◆ **WHAT THE EXERCISE ASKS**
Scan the material below for the string "yang", and copy every line where it shows up.

[begin TASK INPUT]

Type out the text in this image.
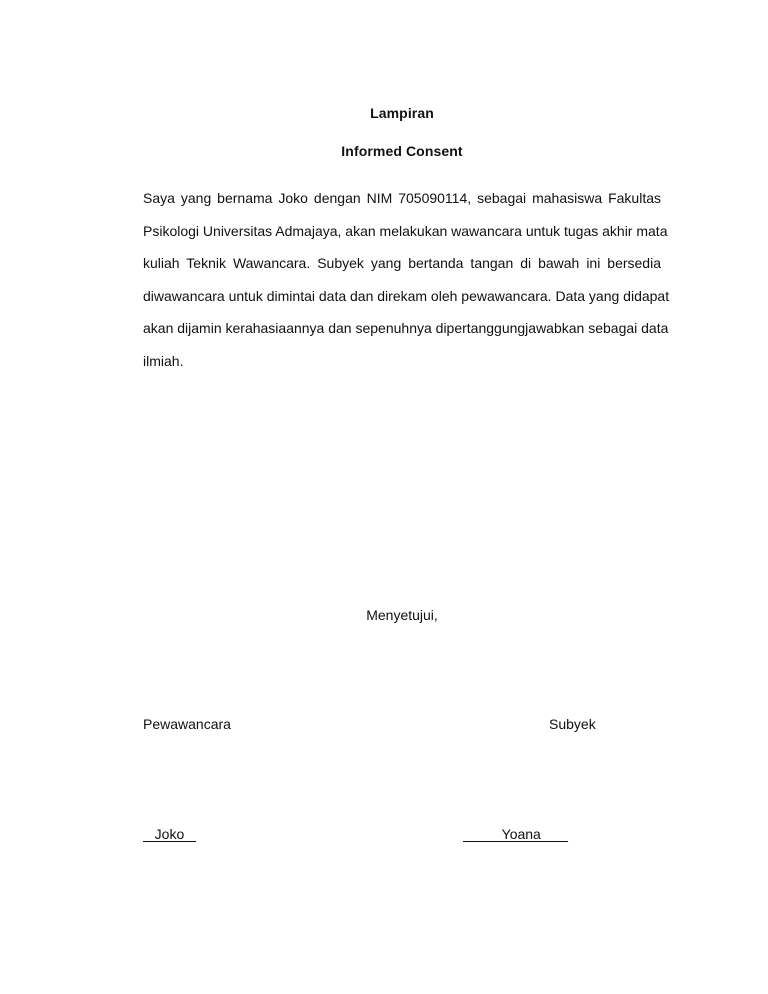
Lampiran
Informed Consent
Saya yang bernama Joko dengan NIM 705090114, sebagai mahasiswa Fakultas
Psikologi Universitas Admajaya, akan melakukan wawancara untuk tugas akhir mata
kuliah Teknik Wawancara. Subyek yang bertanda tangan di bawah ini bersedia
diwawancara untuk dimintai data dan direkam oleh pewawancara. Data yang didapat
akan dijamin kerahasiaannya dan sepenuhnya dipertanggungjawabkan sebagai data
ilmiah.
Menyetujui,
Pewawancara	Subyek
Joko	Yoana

[end TASK INPUT]
[begin TASK INPUT]

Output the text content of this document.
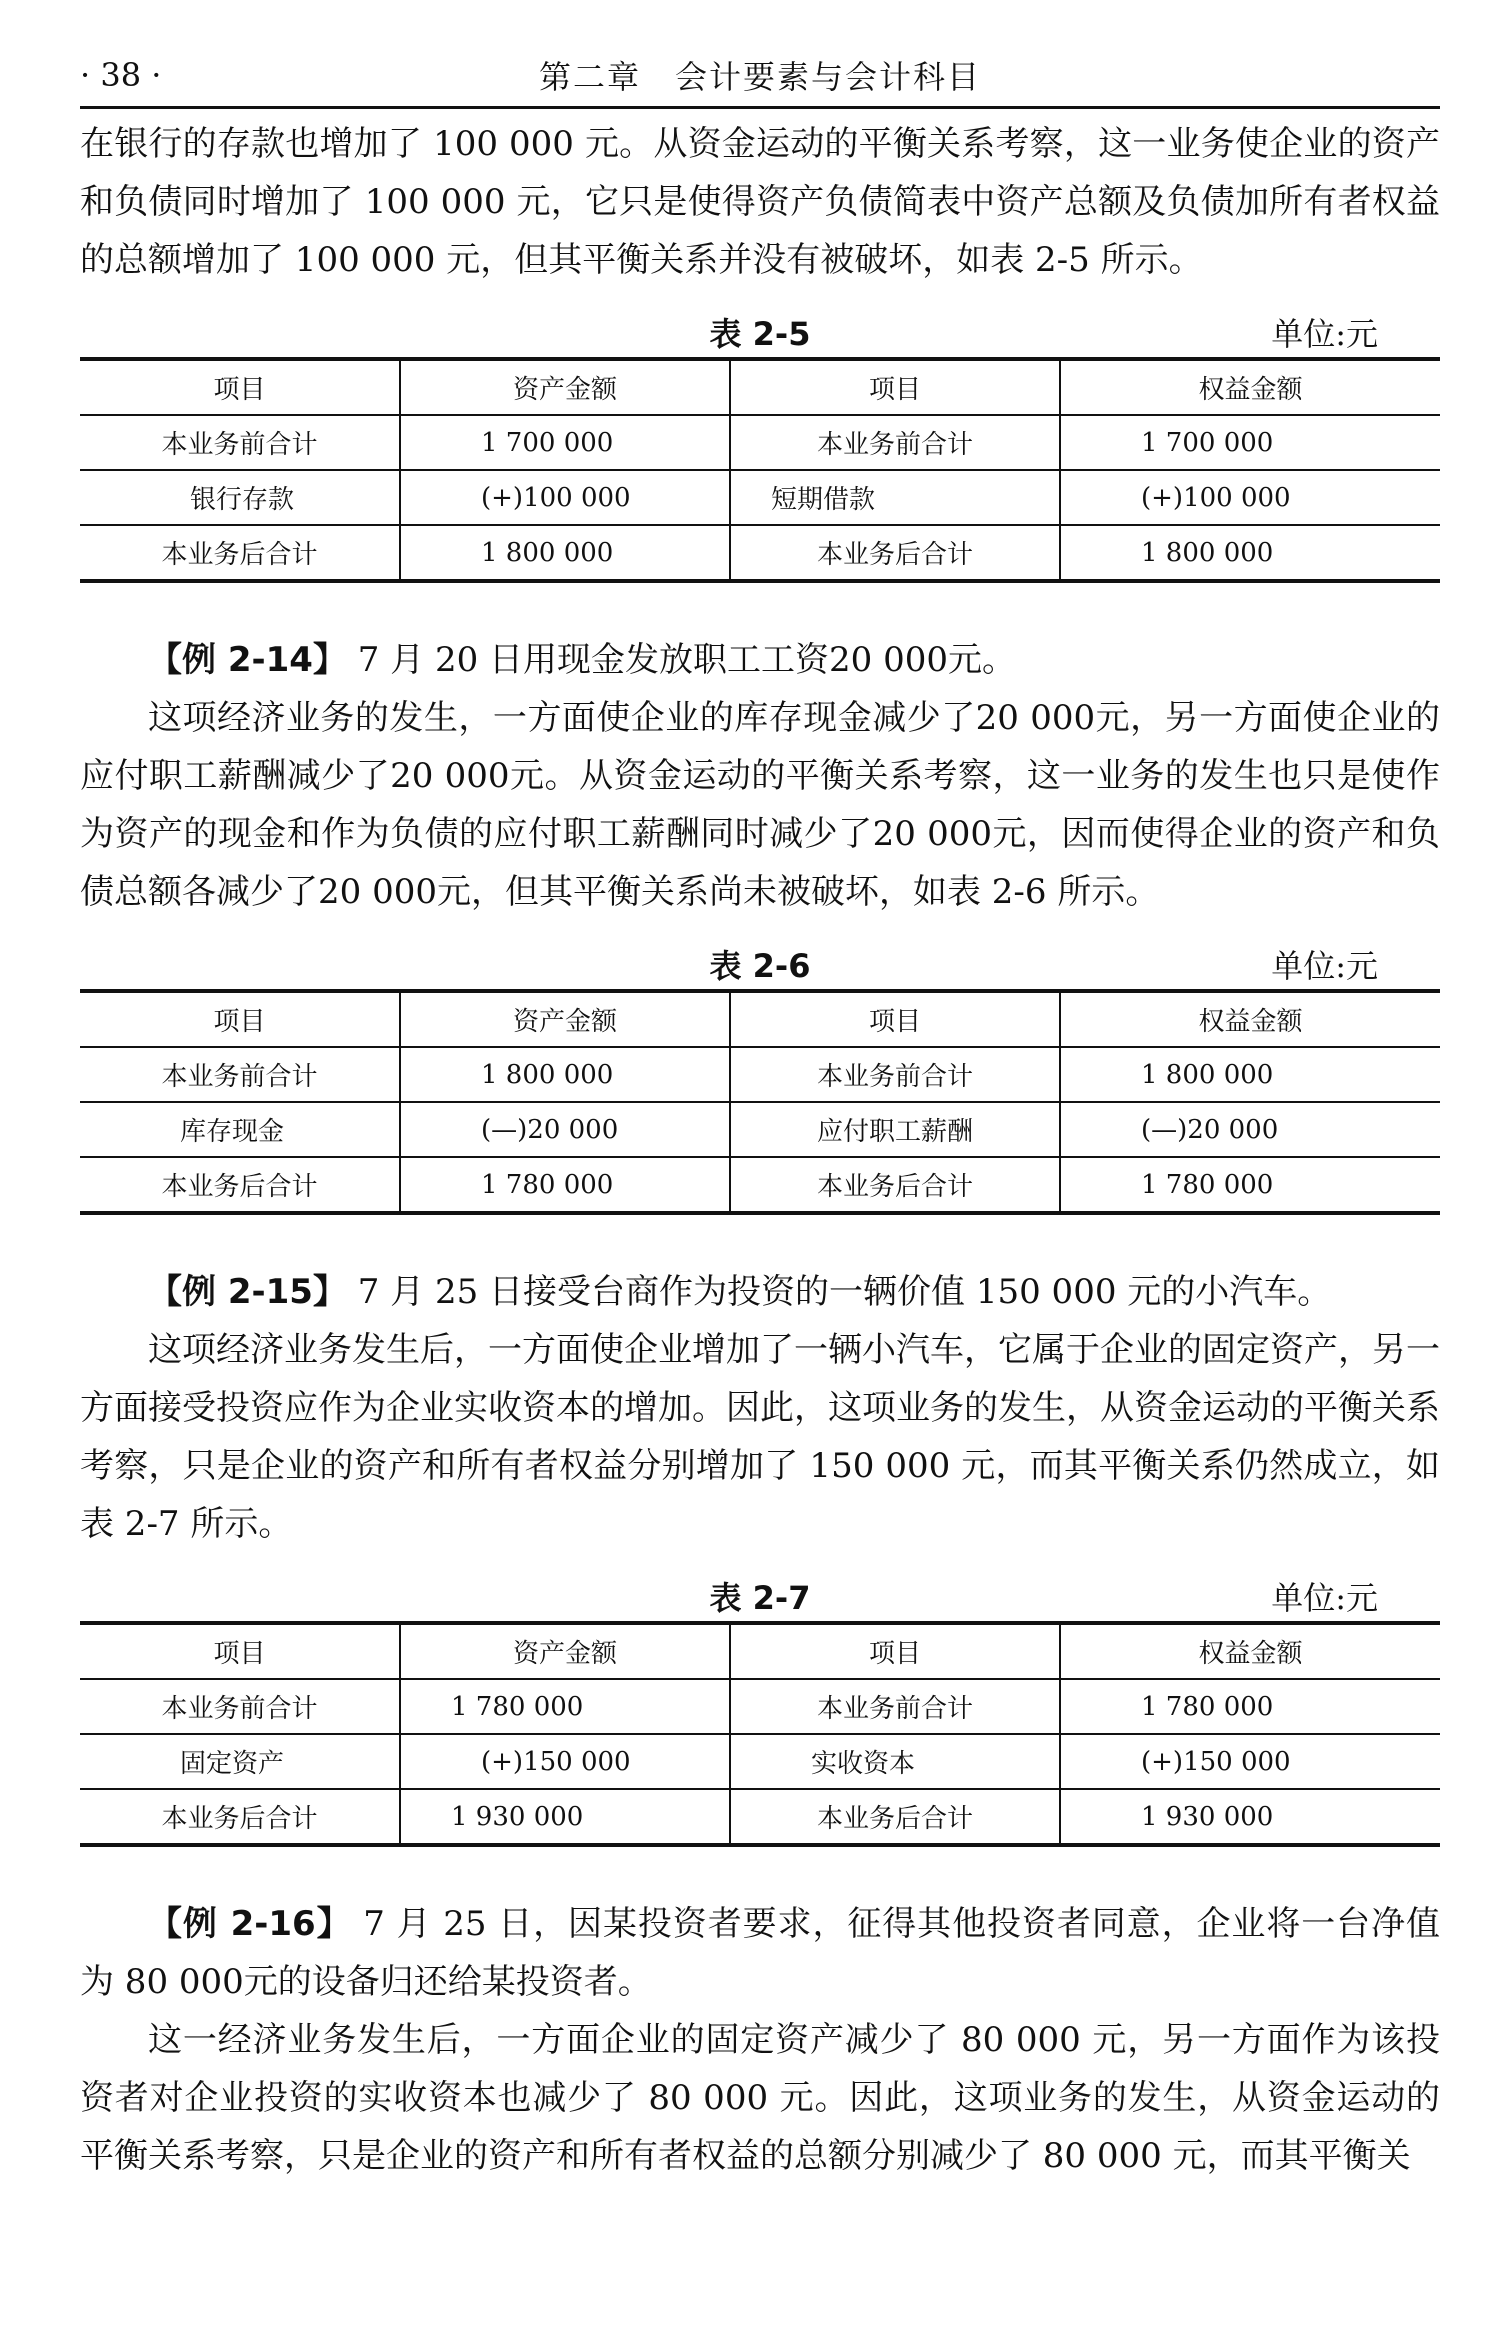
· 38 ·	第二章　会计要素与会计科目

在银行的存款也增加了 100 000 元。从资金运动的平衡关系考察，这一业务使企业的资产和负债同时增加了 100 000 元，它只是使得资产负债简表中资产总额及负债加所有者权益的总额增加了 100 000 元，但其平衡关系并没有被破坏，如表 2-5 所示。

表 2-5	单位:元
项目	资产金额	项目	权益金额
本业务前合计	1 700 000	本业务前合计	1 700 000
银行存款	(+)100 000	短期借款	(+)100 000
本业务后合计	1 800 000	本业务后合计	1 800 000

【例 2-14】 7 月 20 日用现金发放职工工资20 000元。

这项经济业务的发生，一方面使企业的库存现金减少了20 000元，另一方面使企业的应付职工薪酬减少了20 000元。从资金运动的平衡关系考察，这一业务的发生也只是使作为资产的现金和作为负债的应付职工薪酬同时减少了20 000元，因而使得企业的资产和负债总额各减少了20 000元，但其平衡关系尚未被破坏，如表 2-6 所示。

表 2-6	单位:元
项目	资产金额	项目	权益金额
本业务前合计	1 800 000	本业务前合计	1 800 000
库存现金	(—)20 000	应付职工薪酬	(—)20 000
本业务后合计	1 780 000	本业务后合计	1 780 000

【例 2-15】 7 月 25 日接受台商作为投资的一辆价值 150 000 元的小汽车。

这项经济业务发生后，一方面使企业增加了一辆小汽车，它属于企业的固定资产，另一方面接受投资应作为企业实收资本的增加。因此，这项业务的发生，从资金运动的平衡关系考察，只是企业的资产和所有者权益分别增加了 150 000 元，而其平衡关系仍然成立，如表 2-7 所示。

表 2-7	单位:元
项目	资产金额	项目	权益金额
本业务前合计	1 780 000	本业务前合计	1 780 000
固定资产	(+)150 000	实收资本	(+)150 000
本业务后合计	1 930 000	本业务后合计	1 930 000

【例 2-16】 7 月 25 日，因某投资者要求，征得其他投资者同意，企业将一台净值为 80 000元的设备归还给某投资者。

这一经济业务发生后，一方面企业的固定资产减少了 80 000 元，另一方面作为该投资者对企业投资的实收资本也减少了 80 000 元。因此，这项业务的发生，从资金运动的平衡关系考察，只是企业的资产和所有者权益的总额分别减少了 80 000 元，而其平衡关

[end TASK INPUT]

◆ **COMPLETE ANSWER**
Saya yang bernama Joko dengan NIM 705090114, sebagai mahasiswa Fakultas
kuliah Teknik Wawancara. Subyek yang bertanda tangan di bawah ini bersedia
diwawancara untuk dimintai data dan direkam oleh pewawancara. Data yang didapat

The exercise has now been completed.